Extract every line that includes the string "Andrew".

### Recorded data
----
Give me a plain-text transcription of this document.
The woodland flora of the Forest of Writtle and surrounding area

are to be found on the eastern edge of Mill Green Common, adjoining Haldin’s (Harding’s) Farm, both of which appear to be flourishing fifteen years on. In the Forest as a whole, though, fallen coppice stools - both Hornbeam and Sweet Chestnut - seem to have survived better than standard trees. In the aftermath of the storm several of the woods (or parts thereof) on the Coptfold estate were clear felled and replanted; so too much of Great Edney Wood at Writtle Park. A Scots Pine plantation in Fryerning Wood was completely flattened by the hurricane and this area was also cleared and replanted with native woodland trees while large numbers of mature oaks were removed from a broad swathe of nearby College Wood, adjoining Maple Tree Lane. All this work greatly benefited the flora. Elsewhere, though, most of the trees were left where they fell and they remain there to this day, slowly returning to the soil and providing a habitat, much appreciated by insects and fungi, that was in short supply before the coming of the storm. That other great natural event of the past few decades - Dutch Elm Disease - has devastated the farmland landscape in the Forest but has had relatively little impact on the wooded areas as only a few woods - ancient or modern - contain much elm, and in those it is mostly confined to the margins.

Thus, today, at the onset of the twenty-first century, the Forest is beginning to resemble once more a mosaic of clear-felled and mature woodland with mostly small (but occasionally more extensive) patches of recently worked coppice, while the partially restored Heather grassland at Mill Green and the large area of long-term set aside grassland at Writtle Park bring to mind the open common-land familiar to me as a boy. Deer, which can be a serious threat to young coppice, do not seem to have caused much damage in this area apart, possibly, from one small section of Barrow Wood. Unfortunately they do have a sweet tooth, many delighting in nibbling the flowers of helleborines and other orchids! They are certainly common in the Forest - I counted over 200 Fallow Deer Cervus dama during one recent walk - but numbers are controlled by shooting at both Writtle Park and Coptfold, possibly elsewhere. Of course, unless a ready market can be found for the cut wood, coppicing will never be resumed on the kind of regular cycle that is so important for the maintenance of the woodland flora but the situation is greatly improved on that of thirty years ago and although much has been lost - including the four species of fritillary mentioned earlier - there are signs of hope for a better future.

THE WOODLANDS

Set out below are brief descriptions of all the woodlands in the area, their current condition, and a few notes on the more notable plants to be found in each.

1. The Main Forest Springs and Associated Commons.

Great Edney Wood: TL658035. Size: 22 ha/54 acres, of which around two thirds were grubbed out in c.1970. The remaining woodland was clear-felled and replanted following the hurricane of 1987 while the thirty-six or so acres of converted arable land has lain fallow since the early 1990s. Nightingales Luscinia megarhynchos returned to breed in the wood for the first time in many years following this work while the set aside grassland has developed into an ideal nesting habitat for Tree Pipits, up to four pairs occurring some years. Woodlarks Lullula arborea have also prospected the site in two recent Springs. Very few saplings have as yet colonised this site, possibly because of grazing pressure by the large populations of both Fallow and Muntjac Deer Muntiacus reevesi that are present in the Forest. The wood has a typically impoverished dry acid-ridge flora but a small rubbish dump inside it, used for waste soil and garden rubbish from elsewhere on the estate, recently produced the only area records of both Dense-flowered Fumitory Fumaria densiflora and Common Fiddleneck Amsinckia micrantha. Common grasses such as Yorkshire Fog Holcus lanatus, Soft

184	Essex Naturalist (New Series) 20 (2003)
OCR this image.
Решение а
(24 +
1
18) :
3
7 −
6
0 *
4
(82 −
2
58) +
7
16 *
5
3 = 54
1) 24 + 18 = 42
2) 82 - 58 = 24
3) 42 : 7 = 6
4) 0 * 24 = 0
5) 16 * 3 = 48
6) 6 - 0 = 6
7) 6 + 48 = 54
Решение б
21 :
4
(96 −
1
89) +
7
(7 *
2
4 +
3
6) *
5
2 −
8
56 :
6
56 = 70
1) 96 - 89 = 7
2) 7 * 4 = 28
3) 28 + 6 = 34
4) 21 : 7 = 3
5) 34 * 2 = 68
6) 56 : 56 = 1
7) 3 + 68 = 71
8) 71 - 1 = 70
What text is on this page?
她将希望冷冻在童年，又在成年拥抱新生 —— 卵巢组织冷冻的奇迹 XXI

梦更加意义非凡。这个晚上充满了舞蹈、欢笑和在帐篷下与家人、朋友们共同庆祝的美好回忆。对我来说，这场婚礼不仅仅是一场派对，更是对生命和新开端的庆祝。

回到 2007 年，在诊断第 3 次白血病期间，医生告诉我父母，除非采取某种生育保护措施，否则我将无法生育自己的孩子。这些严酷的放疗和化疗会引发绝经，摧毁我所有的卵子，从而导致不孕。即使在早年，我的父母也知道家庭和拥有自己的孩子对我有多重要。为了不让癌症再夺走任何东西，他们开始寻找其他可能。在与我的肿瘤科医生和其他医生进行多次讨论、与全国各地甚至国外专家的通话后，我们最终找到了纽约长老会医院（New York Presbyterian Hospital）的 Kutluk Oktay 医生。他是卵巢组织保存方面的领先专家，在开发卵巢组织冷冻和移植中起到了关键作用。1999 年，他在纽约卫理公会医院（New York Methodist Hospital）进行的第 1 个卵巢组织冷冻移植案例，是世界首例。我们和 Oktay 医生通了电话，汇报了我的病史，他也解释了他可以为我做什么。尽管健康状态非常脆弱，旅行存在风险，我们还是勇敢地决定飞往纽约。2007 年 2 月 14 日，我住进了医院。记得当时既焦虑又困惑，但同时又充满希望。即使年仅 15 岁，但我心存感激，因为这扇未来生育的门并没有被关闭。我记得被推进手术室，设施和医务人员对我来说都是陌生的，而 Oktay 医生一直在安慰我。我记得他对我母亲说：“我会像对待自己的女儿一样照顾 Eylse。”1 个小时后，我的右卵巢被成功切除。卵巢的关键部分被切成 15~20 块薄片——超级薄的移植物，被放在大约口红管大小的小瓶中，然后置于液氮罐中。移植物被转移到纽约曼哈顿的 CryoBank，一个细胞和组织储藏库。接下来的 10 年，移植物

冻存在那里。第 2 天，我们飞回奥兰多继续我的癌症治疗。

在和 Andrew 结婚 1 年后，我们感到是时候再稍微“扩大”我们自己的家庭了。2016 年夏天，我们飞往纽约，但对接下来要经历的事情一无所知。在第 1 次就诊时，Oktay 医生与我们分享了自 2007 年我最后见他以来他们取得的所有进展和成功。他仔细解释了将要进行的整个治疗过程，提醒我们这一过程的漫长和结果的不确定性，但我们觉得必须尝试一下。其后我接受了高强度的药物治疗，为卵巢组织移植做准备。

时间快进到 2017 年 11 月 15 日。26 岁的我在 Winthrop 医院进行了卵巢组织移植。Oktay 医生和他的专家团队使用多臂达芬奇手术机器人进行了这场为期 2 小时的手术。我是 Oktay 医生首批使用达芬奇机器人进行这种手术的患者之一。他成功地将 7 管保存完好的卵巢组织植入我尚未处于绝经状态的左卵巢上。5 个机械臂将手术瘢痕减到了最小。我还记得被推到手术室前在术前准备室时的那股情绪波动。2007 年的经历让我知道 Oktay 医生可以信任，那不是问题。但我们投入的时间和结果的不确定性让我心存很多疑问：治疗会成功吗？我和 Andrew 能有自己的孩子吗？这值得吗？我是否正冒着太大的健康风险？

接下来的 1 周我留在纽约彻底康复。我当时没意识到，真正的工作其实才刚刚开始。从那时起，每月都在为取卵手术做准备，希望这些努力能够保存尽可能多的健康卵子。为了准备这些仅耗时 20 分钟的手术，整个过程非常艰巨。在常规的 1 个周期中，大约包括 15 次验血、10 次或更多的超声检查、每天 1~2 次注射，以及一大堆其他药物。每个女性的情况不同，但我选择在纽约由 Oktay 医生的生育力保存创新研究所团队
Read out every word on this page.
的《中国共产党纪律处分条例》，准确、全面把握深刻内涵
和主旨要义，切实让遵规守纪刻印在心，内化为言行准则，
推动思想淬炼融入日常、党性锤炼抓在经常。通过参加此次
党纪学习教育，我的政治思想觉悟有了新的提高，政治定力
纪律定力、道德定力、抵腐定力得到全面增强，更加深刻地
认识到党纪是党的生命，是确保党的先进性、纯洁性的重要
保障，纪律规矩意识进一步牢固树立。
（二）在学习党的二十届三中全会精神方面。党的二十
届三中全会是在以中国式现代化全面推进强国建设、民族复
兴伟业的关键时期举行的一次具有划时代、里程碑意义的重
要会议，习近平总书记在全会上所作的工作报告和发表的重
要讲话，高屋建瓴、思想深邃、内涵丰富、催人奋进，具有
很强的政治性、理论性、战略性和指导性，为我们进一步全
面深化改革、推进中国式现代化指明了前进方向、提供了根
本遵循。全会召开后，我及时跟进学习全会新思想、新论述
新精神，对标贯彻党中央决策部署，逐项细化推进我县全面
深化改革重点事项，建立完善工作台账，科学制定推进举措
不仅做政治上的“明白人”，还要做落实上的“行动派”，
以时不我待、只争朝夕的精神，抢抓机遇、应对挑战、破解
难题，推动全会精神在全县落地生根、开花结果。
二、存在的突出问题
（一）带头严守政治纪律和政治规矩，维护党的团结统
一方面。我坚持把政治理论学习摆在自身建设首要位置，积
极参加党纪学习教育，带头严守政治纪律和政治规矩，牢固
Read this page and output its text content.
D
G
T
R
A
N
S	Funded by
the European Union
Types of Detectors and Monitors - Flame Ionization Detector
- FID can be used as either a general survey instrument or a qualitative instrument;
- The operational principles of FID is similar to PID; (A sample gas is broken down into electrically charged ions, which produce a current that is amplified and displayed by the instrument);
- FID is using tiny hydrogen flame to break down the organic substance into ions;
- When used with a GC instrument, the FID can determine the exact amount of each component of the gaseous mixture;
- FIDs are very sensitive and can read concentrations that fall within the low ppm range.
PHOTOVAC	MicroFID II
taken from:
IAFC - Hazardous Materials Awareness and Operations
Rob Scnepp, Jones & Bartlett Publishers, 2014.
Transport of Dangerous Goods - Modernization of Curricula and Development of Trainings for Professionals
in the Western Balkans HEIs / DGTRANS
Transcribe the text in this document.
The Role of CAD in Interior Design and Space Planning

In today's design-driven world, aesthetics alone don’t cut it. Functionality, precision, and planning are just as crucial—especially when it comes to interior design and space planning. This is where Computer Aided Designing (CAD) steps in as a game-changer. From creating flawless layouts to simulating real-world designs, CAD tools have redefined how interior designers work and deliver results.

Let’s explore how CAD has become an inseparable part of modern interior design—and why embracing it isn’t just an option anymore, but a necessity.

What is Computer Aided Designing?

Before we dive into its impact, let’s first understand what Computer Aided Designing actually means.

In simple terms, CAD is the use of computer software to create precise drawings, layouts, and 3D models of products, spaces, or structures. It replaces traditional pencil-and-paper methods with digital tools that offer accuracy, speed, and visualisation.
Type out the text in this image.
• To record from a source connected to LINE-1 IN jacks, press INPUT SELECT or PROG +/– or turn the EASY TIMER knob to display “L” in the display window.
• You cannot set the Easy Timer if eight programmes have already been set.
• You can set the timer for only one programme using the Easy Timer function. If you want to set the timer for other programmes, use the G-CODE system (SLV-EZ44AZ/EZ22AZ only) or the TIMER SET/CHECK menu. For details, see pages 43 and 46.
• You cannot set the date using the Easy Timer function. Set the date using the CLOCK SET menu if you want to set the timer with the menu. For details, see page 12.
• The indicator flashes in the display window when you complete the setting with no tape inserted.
----
### Task result
在和 Andrew 结婚 1 年后，我们感到是时候再稍微“扩大”我们自己的家庭了。2016 年夏天，我们飞往纽约，但对接下来要经历的事情一无所知。在第 1 次就诊时，Oktay 医生与我们分享了自 2007 年我最后见他以来他们取得的所有进展和成功。他仔细解释了将要进行的整个治疗过程，提醒我们这一过程的漫长和结果的不确定性，但我们觉得必须尝试一下。其后我接受了高强度的药物治疗，为卵巢组织移植做准备。
时间快进到 2017 年 11 月 15 日。26 岁的我在 Winthrop 医院进行了卵巢组织移植。Oktay 医生和他的专家团队使用多臂达芬奇手术机器人进行了这场为期 2 小时的手术。我是 Oktay 医生首批使用达芬奇机器人进行这种手术的患者之一。他成功地将 7 管保存完好的卵巢组织植入我尚未处于绝经状态的左卵巢上。5 个机械臂将手术瘢痕减到了最小。我还记得被推到手术室前在术前准备室时的那股情绪波动。2007 年的经历让我知道 Oktay 医生可以信任，那不是问题。但我们投入的时间和结果的不确定性让我心存很多疑问：治疗会成功吗？我和 Andrew 能有自己的孩子吗？这值得吗？我是否正冒着太大的健康风险？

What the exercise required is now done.